==== Record extracts
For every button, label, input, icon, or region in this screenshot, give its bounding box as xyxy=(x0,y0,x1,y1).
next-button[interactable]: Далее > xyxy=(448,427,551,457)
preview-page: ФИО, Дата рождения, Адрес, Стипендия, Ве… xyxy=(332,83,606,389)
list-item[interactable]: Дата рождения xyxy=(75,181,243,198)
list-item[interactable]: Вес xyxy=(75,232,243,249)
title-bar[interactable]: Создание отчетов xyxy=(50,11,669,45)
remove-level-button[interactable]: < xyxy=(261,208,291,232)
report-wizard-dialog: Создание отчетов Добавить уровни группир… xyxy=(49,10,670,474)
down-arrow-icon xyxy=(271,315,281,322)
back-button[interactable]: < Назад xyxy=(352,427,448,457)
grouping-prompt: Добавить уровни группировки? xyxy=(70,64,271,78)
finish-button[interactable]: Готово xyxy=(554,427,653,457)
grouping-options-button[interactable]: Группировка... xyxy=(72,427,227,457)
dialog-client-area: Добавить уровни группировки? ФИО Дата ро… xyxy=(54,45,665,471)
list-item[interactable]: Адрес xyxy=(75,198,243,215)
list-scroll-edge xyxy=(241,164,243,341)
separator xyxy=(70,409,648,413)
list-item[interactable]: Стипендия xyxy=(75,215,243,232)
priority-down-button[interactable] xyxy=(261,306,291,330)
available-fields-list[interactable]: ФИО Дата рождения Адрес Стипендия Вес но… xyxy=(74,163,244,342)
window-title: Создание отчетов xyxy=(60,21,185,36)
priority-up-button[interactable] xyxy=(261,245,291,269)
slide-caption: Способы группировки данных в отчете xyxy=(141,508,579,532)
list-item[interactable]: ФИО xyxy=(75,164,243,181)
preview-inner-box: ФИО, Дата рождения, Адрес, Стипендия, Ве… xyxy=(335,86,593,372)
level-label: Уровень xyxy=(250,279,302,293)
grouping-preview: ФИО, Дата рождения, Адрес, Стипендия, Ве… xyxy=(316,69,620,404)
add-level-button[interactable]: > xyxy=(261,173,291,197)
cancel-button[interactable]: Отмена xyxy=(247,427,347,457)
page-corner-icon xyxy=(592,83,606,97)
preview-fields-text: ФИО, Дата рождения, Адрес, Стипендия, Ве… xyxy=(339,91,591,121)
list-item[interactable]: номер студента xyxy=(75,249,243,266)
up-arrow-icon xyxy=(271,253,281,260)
========
In these items, switch every "list-item" to "list-entry" and leave everything else untouched.

**Answer for the task:**
For every button, label, input, icon, or region in this screenshot, give its bounding box as xyxy=(x0,y0,x1,y1).
next-button[interactable]: Далее > xyxy=(448,427,551,457)
preview-page: ФИО, Дата рождения, Адрес, Стипендия, Ве… xyxy=(332,83,606,389)
list-entry[interactable]: Дата рождения xyxy=(75,181,243,198)
list-entry[interactable]: Вес xyxy=(75,232,243,249)
title-bar[interactable]: Создание отчетов xyxy=(50,11,669,45)
remove-level-button[interactable]: < xyxy=(261,208,291,232)
report-wizard-dialog: Создание отчетов Добавить уровни группир… xyxy=(49,10,670,474)
down-arrow-icon xyxy=(271,315,281,322)
back-button[interactable]: < Назад xyxy=(352,427,448,457)
grouping-prompt: Добавить уровни группировки? xyxy=(70,64,271,78)
finish-button[interactable]: Готово xyxy=(554,427,653,457)
grouping-options-button[interactable]: Группировка... xyxy=(72,427,227,457)
dialog-client-area: Добавить уровни группировки? ФИО Дата ро… xyxy=(54,45,665,471)
list-entry[interactable]: Адрес xyxy=(75,198,243,215)
list-scroll-edge xyxy=(241,164,243,341)
separator xyxy=(70,409,648,413)
list-entry[interactable]: Стипендия xyxy=(75,215,243,232)
priority-down-button[interactable] xyxy=(261,306,291,330)
available-fields-list[interactable]: ФИО Дата рождения Адрес Стипендия Вес но… xyxy=(74,163,244,342)
window-title: Создание отчетов xyxy=(60,21,185,36)
priority-up-button[interactable] xyxy=(261,245,291,269)
slide-caption: Способы группировки данных в отчете xyxy=(141,508,579,532)
list-entry[interactable]: ФИО xyxy=(75,164,243,181)
preview-inner-box: ФИО, Дата рождения, Адрес, Стипендия, Ве… xyxy=(335,86,593,372)
level-label: Уровень xyxy=(250,279,302,293)
grouping-preview: ФИО, Дата рождения, Адрес, Стипендия, Ве… xyxy=(316,69,620,404)
add-level-button[interactable]: > xyxy=(261,173,291,197)
cancel-button[interactable]: Отмена xyxy=(247,427,347,457)
page-corner-icon xyxy=(592,83,606,97)
preview-fields-text: ФИО, Дата рождения, Адрес, Стипендия, Ве… xyxy=(339,91,591,121)
list-entry[interactable]: номер студента xyxy=(75,249,243,266)
up-arrow-icon xyxy=(271,253,281,260)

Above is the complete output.